[Saved data entries]

● ● ● ● ●

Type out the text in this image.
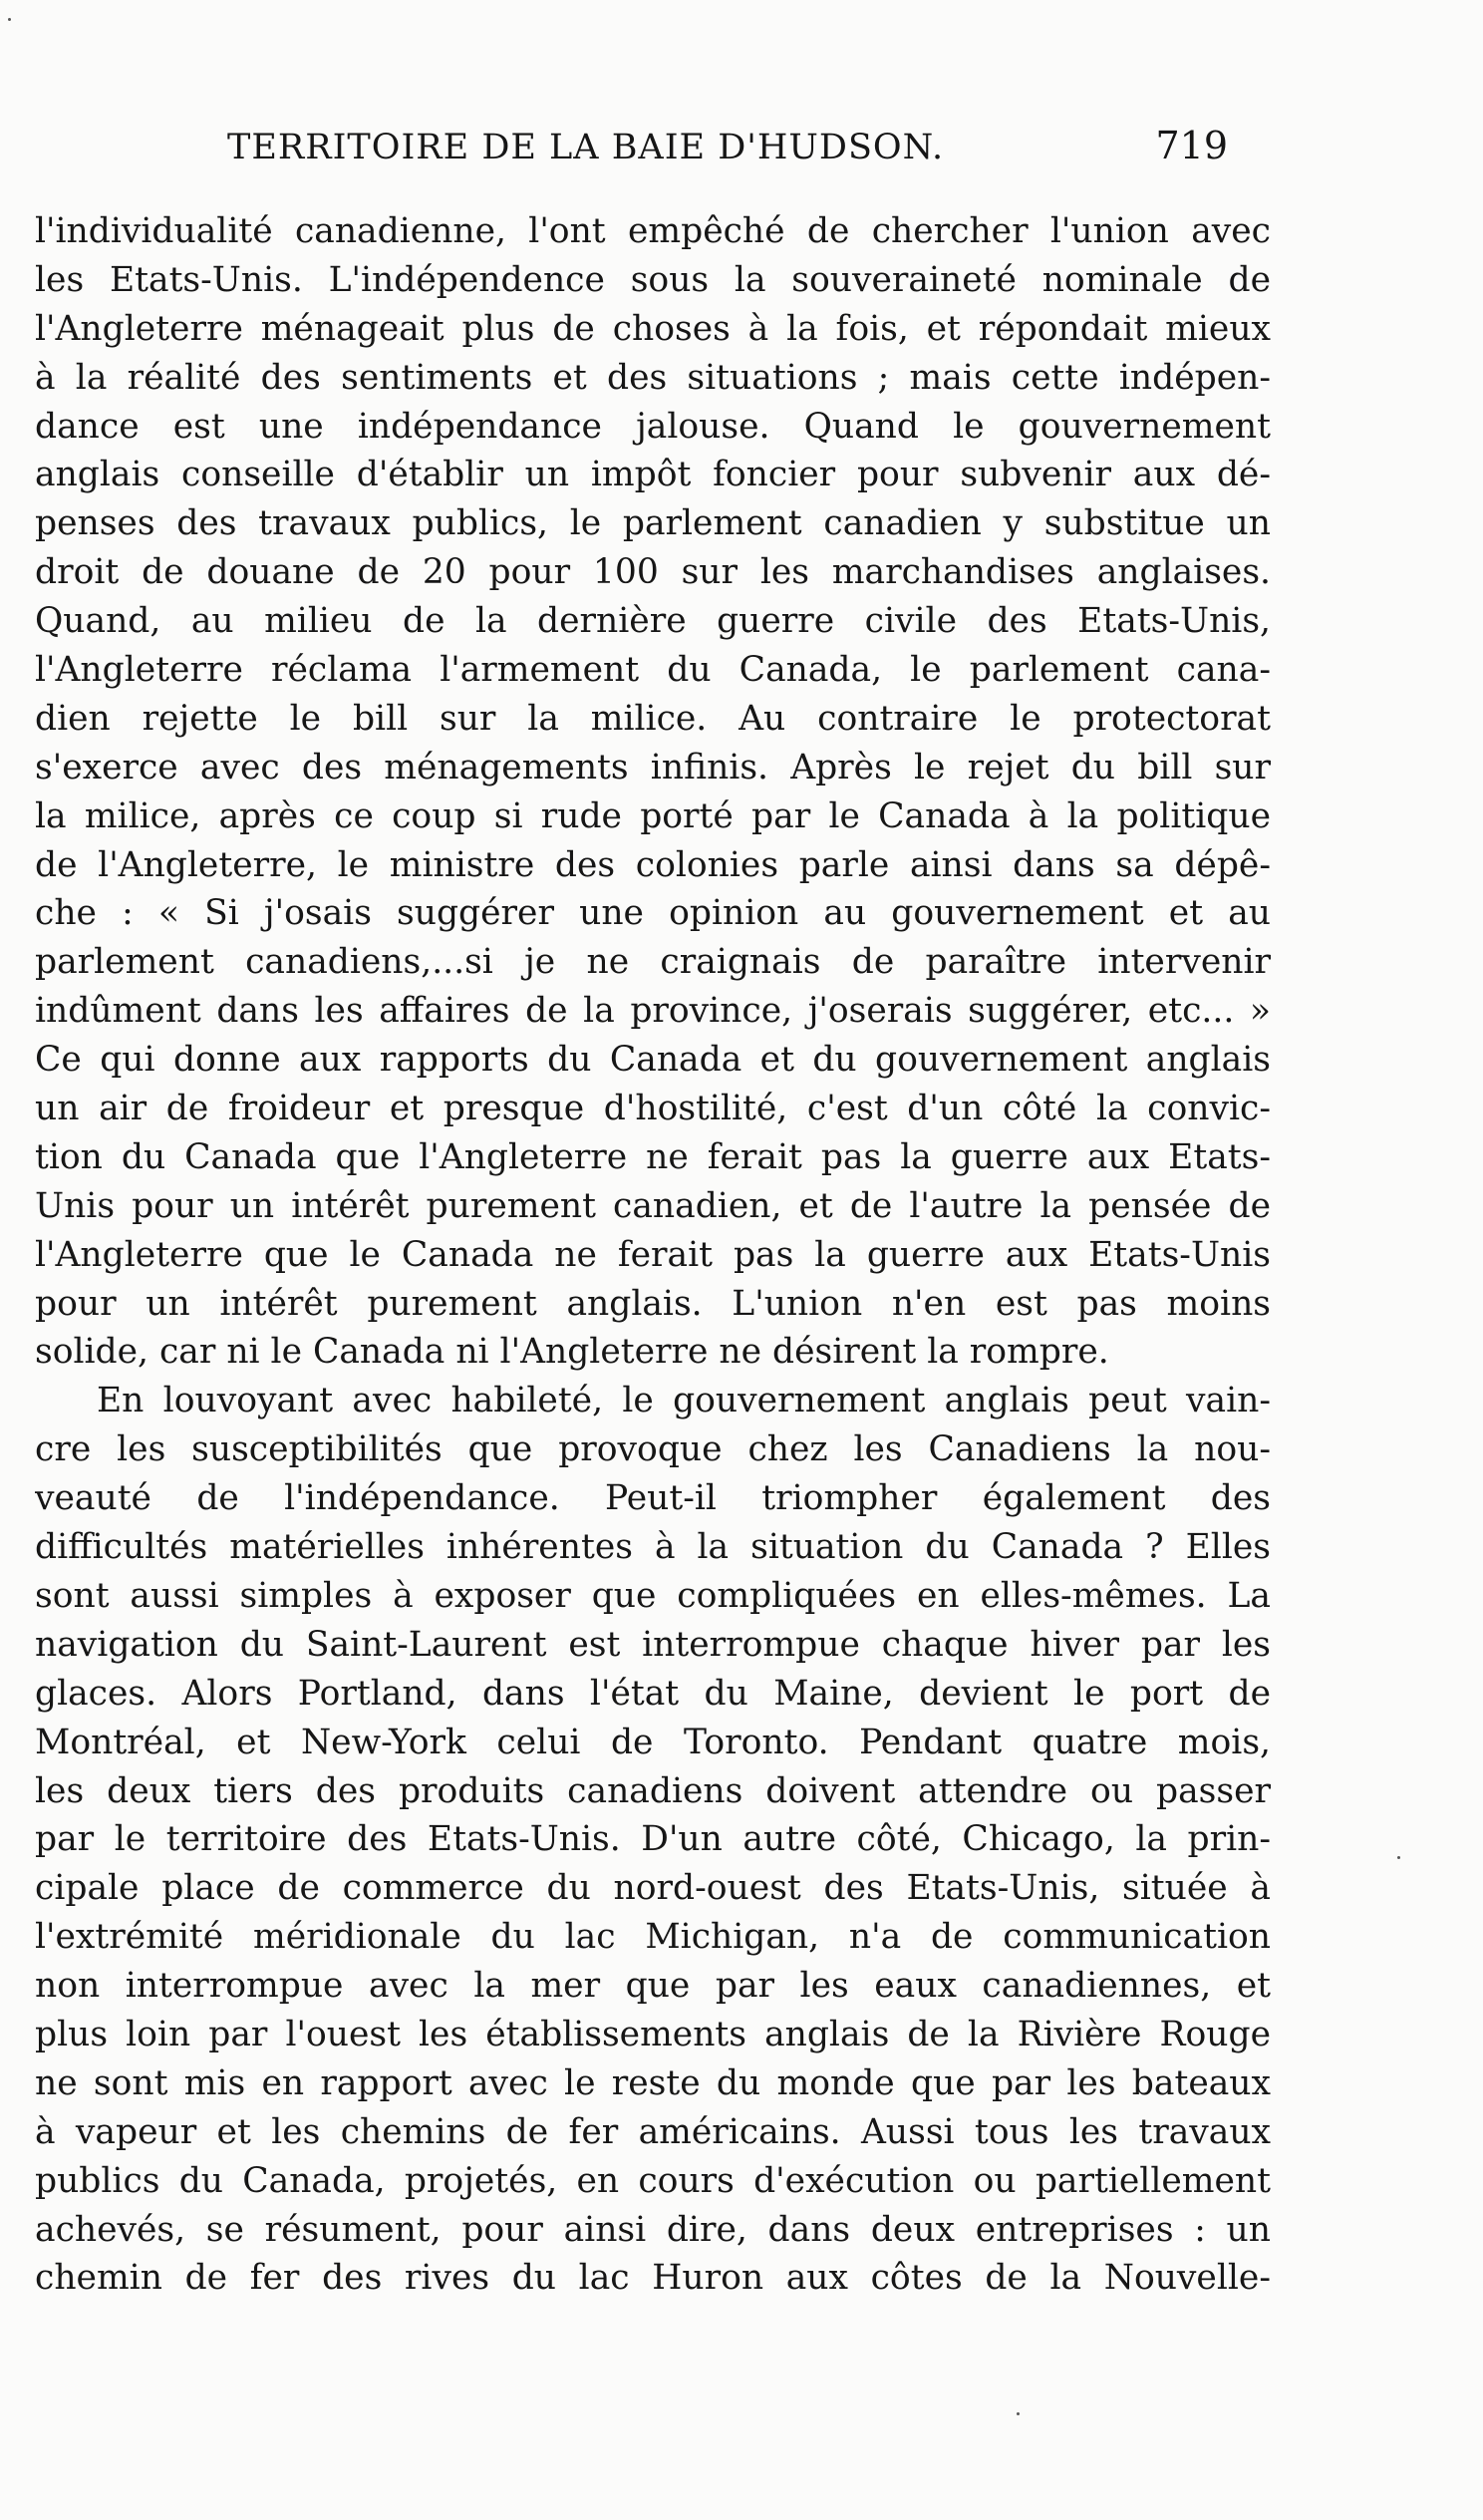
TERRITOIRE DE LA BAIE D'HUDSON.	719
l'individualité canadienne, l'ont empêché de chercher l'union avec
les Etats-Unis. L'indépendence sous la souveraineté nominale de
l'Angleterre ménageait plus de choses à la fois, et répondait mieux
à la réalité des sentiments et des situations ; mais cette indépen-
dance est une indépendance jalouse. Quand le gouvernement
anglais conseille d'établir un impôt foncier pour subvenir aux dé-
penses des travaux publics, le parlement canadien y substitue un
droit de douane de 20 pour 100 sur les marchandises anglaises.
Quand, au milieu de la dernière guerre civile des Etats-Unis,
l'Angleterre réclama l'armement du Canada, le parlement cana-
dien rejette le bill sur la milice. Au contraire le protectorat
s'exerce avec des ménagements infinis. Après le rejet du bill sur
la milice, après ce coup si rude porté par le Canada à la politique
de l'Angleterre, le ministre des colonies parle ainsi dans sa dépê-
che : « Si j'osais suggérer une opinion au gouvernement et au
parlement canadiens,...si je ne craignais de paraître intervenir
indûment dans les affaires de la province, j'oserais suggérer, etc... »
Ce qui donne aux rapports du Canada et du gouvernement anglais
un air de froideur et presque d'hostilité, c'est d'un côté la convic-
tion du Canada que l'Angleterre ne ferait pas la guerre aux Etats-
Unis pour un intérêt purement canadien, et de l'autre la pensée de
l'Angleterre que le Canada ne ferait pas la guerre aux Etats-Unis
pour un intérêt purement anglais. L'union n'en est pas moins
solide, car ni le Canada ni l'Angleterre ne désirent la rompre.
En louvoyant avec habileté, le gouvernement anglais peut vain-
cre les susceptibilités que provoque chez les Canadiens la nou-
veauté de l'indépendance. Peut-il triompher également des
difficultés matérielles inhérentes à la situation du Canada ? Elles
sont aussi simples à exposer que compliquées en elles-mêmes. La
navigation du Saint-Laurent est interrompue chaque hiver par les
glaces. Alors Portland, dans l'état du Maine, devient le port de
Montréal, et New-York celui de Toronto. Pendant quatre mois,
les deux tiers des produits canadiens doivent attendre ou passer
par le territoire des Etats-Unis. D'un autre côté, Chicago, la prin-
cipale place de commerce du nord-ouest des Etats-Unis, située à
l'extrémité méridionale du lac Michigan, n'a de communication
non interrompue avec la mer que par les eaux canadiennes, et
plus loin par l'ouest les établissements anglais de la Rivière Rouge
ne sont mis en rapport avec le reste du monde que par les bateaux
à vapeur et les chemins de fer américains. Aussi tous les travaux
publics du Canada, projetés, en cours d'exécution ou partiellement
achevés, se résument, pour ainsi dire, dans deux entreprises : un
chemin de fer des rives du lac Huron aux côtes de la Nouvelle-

● ● ● ● ●

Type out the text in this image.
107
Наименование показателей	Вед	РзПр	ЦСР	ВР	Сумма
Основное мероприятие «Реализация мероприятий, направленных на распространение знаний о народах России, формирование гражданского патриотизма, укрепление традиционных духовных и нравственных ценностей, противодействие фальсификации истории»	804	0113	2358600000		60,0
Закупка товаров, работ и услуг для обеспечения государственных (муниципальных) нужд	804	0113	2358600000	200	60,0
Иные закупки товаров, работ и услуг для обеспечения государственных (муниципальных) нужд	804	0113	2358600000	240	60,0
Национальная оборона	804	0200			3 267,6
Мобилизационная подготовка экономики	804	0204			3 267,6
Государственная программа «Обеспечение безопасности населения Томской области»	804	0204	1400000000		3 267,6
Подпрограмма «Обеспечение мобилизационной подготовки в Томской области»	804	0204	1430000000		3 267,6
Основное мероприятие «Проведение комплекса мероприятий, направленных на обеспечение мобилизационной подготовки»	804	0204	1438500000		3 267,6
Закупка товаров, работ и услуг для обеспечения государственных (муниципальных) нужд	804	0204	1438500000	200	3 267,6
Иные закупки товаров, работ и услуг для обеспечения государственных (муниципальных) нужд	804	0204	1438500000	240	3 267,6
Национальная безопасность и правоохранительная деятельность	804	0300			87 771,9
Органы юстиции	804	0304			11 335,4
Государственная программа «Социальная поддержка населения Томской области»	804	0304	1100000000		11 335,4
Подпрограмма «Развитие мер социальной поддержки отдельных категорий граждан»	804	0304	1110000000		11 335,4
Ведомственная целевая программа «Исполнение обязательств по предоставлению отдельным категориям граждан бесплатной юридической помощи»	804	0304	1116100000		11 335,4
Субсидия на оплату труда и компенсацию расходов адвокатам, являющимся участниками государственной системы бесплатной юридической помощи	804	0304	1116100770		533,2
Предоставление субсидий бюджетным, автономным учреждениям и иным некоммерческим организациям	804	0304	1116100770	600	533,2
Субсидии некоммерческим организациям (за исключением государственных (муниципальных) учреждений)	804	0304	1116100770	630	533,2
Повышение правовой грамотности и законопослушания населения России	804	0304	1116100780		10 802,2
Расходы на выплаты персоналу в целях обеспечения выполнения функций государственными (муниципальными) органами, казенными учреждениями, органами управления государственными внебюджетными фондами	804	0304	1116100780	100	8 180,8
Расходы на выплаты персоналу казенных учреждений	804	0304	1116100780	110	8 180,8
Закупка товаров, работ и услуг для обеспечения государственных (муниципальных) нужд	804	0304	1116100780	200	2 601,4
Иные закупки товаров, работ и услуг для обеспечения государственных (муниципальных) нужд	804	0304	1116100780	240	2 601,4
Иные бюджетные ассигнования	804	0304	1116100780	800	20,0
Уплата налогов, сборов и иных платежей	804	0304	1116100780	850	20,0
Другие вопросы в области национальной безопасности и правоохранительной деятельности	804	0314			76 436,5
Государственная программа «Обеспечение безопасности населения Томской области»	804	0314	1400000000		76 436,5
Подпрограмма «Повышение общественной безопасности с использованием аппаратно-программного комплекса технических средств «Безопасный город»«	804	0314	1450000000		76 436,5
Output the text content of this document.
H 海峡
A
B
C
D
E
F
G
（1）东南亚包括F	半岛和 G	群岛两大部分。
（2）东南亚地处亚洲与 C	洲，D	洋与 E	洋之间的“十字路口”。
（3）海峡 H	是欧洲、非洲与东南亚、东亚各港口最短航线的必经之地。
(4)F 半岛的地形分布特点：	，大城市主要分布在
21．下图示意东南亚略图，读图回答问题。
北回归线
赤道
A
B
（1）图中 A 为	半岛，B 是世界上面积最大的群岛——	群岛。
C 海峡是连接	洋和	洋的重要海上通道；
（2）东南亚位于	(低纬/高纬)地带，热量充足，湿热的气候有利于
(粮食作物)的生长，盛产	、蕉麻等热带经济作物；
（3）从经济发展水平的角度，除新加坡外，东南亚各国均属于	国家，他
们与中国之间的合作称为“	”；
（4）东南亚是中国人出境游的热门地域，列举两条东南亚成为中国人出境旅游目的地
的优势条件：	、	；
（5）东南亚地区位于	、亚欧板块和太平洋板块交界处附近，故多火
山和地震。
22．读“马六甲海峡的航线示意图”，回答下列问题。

● ● ● ● ●

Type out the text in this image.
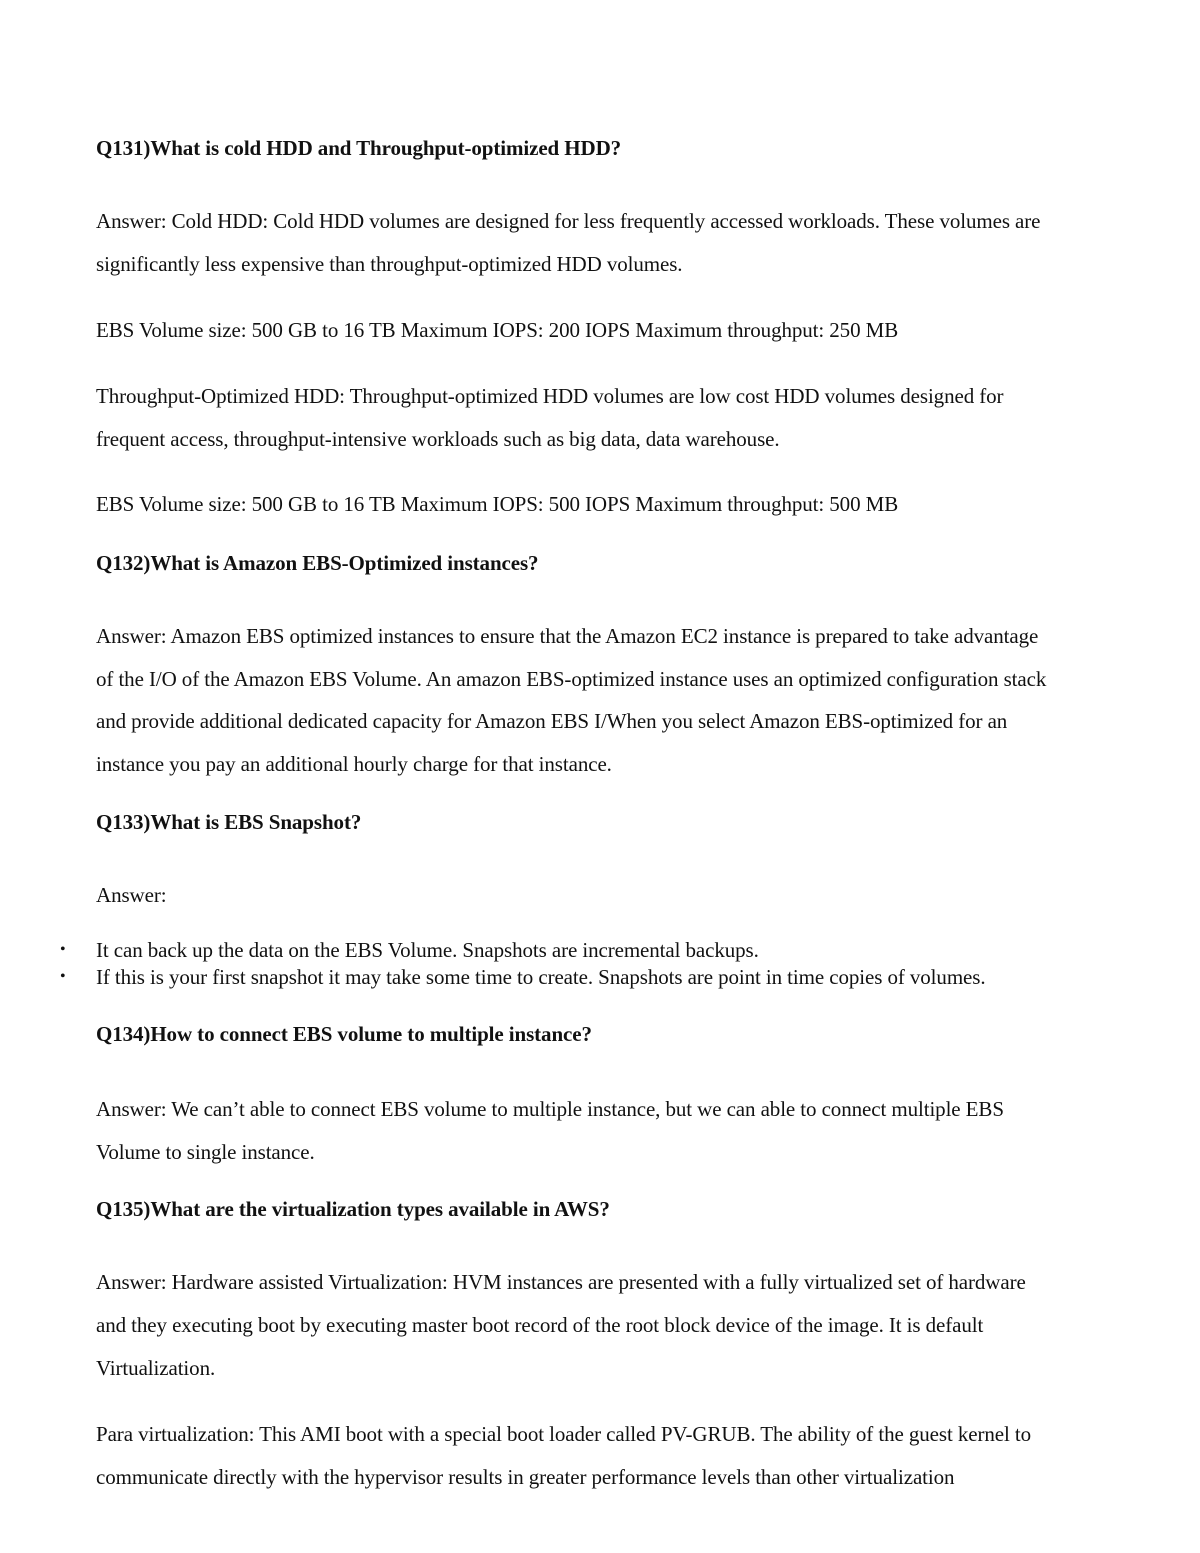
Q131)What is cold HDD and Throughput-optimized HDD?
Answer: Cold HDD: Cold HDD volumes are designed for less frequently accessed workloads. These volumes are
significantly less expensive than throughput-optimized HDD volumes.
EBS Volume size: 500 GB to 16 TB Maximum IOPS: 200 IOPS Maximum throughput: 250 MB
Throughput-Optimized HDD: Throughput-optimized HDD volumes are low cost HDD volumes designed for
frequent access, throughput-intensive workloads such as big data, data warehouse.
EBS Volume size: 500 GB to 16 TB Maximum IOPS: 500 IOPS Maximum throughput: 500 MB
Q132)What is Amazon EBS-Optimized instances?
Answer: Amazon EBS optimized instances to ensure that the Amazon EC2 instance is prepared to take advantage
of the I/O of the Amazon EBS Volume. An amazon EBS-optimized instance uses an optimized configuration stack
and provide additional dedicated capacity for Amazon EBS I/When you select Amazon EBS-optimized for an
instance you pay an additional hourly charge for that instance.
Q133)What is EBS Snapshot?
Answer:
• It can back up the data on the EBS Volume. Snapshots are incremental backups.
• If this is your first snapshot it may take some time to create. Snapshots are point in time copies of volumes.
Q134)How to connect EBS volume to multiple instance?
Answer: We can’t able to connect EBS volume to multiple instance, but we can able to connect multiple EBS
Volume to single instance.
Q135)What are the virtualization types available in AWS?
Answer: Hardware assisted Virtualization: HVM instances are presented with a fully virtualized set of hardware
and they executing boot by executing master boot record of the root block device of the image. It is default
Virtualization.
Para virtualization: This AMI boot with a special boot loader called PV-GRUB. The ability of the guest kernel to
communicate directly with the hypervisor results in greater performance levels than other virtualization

● ● ● ● ●

Locate the word "than" in the data above. Copy every line carrying it.

significantly less expensive than throughput-optimized HDD volumes.
communicate directly with the hypervisor results in greater performance levels than other virtualization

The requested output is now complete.